Keep every line where the word "text" appears; drop the rest.

## BEGIN RECORDED DATA

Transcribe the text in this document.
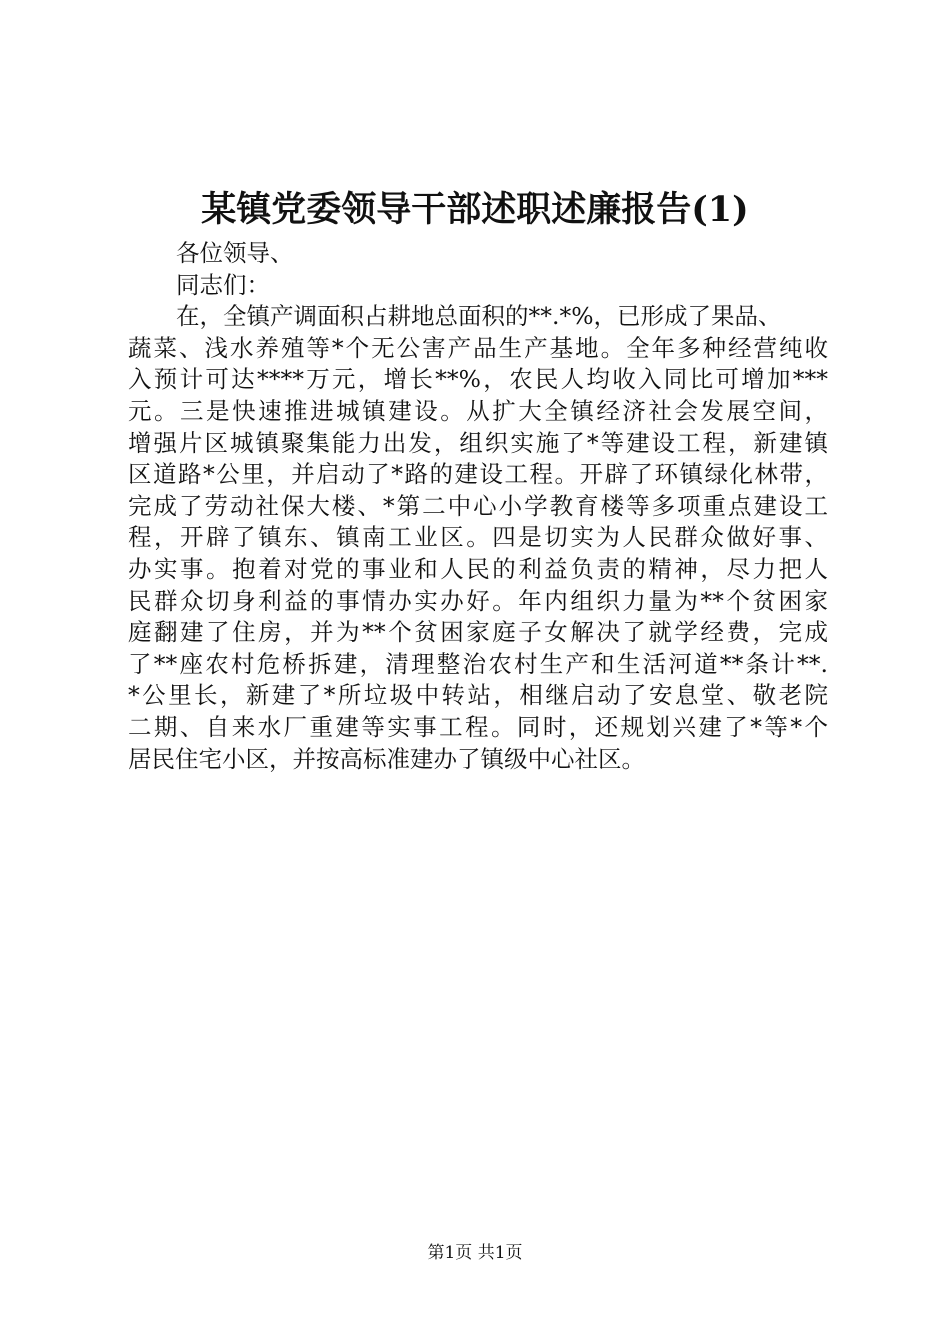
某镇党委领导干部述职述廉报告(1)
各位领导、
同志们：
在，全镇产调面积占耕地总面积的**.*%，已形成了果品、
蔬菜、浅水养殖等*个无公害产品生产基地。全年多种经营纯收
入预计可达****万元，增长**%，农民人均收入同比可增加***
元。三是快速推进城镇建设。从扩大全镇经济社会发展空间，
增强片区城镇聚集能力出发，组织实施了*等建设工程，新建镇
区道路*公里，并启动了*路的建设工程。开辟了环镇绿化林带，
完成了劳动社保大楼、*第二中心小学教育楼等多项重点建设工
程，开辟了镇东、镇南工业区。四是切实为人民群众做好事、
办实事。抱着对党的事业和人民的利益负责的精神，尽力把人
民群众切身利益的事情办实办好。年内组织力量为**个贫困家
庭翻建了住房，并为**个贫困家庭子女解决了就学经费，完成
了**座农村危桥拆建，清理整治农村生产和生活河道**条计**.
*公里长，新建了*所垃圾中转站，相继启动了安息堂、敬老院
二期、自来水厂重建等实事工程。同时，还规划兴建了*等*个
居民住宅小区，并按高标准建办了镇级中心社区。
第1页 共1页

## END RECORDED DATA
## BEGIN RECORDED DATA

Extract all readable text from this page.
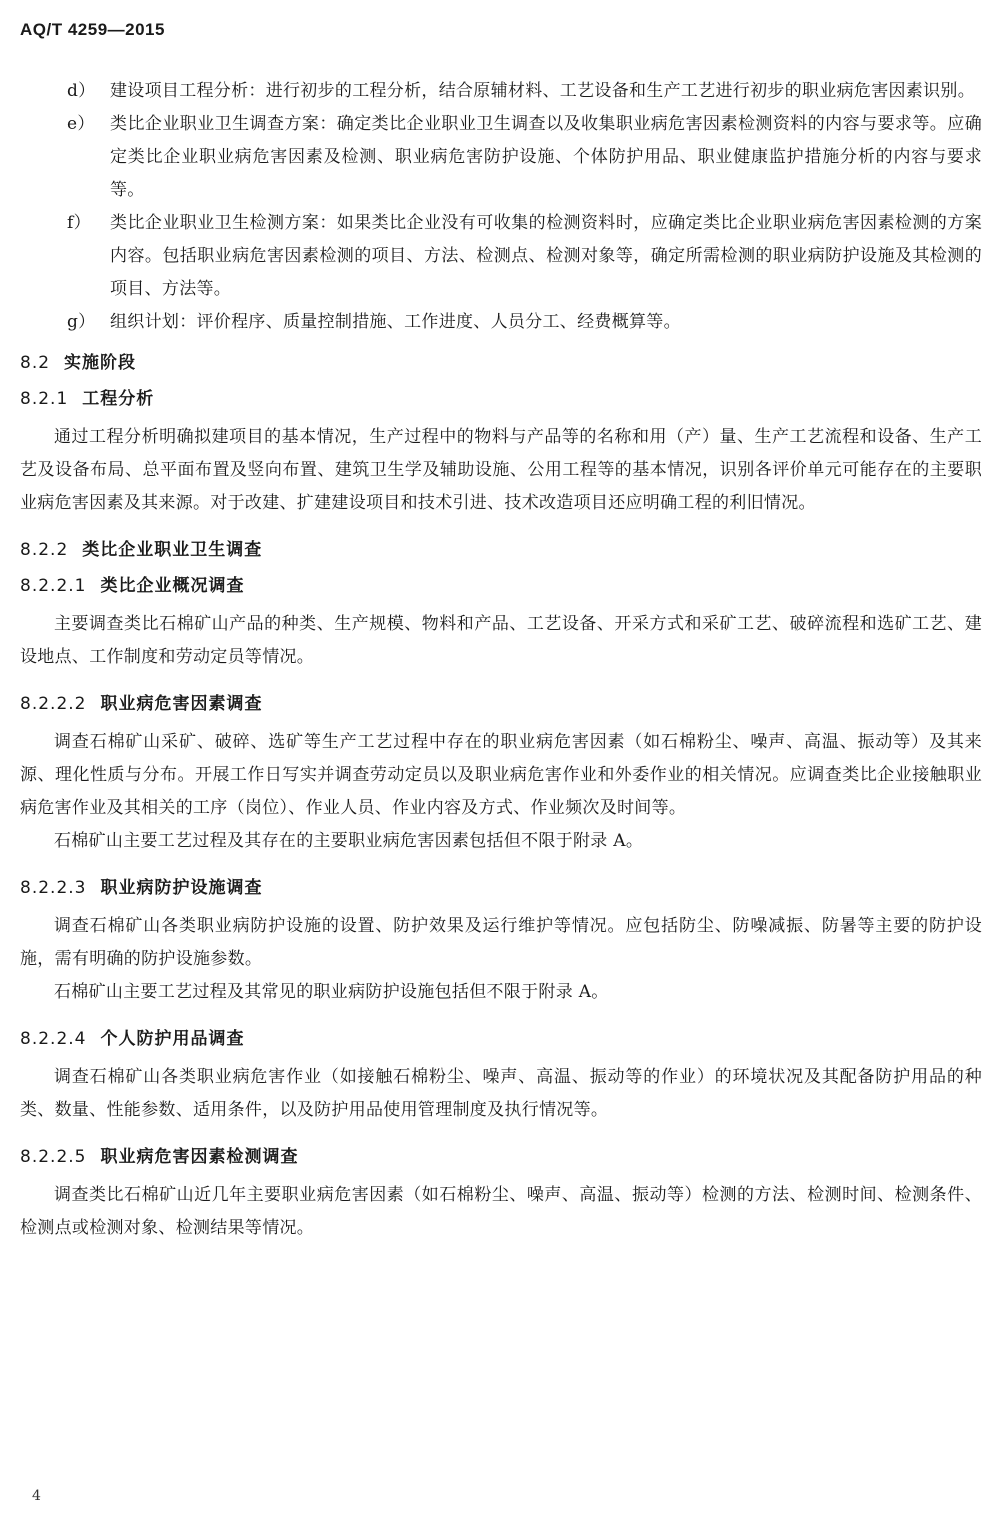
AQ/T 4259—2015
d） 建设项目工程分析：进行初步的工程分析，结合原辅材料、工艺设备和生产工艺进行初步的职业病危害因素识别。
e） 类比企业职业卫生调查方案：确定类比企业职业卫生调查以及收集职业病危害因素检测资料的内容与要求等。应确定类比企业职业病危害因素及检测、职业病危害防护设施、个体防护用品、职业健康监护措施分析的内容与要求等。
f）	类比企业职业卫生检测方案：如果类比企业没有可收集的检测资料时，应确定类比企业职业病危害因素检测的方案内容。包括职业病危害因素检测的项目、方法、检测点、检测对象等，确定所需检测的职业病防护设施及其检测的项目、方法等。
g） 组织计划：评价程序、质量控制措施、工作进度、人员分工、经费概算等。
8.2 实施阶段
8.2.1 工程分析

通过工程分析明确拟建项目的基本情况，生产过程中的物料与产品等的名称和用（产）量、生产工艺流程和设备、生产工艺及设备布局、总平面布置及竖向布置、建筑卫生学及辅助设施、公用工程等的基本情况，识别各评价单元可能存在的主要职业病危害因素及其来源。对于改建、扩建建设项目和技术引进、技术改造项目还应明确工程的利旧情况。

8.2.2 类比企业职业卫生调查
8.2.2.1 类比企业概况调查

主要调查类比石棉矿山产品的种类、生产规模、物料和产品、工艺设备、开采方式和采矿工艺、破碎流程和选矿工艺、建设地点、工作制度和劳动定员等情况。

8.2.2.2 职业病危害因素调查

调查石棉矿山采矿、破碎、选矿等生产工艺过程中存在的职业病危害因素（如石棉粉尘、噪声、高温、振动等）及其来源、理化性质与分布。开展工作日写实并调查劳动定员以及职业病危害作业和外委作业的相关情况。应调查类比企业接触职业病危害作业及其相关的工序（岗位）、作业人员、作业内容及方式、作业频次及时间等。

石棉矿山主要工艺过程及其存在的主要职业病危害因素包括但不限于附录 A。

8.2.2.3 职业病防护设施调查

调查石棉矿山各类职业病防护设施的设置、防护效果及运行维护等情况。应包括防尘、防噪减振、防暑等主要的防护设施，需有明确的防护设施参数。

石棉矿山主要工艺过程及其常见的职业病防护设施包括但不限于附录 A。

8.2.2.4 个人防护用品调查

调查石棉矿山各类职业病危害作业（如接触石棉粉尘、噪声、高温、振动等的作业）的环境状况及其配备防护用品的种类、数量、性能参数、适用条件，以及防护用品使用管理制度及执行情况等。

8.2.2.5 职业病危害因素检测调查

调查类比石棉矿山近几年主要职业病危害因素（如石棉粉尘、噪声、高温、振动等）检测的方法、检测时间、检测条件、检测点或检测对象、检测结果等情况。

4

## END RECORDED DATA

== EXPECTED ANSWER ==
Transcribe the text in this document.
Extract all readable text from this page.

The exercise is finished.